■ Written exercise: Find each line holding "message" and copy it out.

▶

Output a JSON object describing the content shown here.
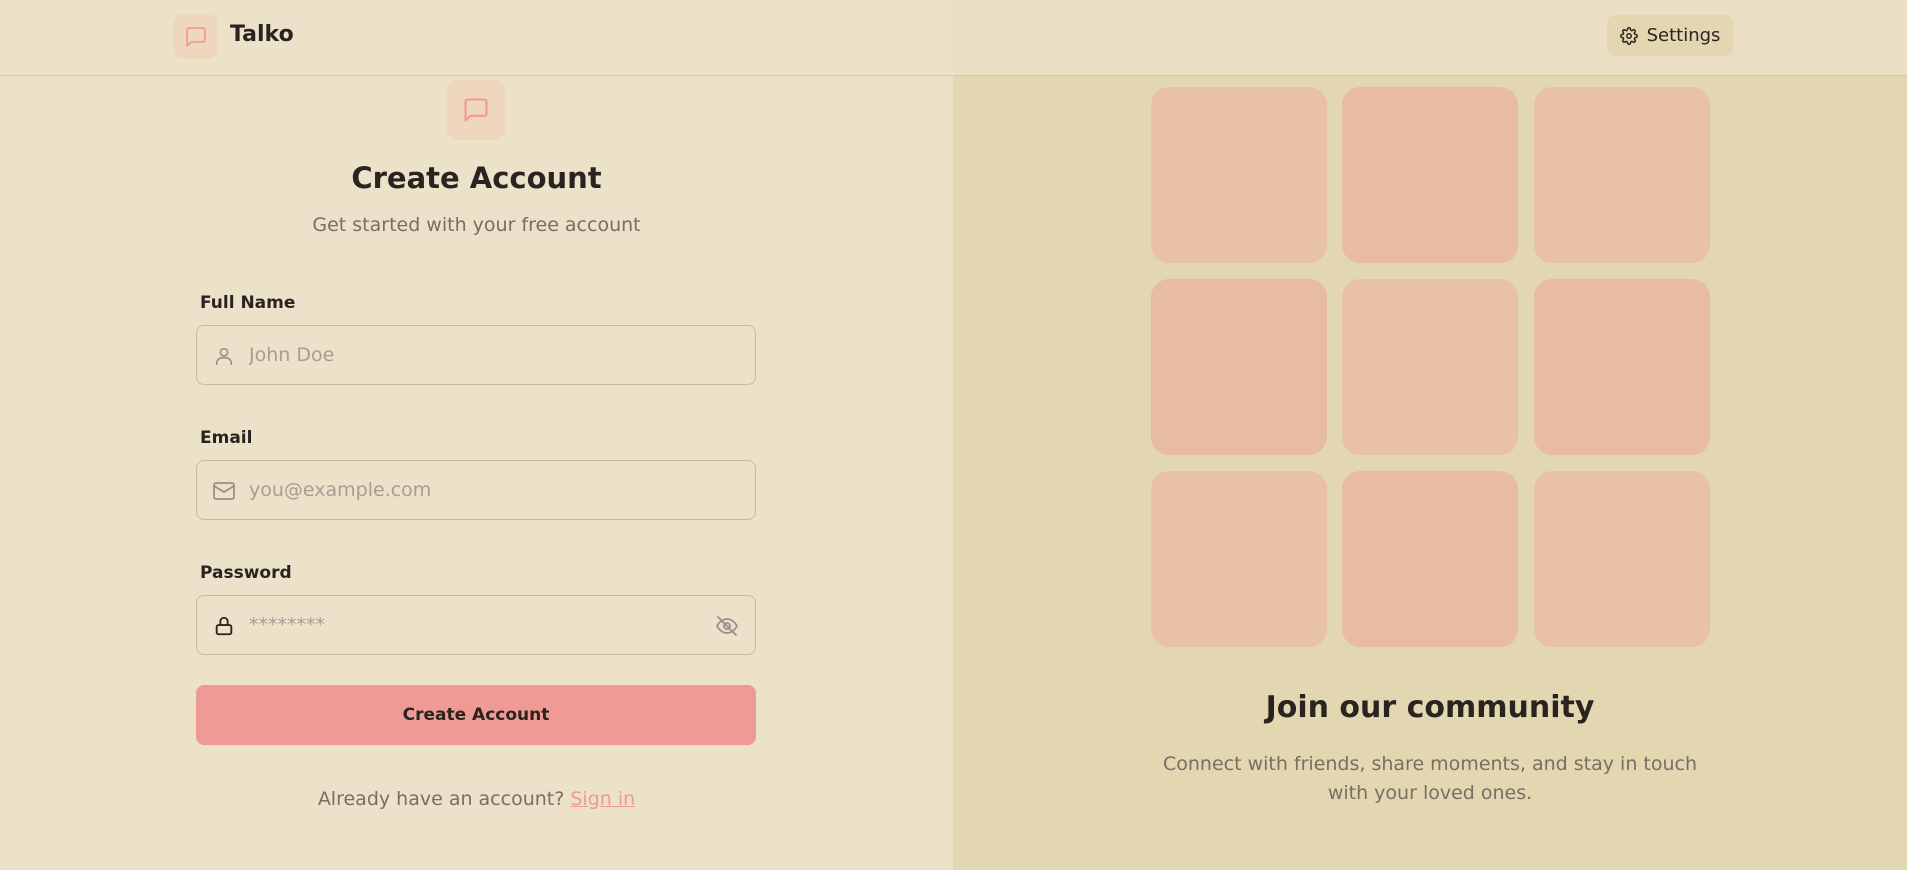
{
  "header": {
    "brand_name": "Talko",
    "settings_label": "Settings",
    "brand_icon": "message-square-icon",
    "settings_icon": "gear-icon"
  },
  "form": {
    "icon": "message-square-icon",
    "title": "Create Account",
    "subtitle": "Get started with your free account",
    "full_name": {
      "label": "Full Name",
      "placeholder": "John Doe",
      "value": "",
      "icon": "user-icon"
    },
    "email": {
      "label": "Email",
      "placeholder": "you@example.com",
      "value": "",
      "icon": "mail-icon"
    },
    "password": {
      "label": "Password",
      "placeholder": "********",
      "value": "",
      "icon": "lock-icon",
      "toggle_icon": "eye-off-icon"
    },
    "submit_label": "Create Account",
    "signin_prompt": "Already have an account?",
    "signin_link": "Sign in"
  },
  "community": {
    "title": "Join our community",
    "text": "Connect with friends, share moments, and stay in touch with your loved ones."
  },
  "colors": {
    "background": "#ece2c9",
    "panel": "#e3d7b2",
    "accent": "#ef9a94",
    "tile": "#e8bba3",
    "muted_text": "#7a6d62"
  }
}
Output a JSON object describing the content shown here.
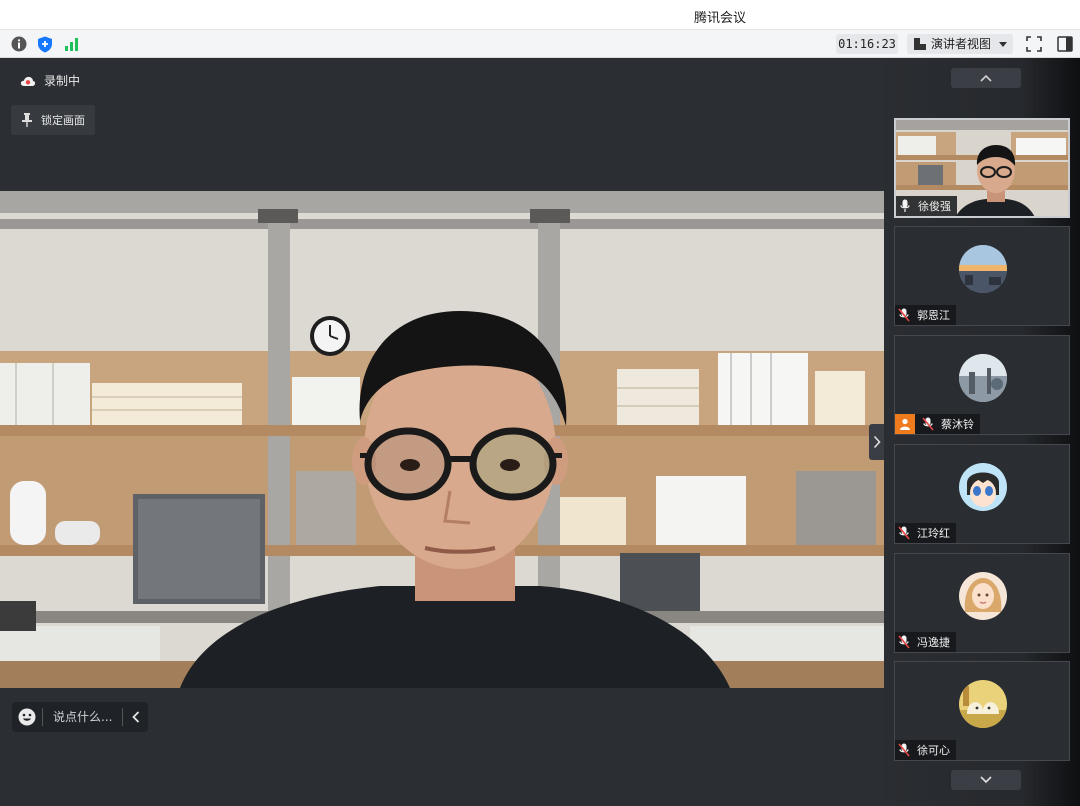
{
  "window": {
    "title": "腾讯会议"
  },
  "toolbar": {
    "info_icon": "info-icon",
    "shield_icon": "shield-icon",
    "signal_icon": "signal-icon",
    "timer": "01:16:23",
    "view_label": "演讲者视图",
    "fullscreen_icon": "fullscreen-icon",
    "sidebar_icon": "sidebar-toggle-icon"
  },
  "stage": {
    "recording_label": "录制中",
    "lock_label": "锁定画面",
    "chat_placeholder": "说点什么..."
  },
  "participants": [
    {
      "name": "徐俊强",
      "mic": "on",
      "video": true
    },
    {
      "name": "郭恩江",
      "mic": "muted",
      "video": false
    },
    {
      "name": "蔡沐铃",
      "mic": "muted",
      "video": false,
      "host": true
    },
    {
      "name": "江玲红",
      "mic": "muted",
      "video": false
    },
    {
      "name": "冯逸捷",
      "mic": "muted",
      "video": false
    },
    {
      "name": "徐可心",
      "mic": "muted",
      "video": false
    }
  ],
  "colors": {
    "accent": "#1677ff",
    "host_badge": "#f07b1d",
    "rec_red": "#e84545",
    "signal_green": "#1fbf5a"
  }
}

◀

■ Written answer:
    "brand_icon": "message-square-icon",
    "icon": "message-square-icon",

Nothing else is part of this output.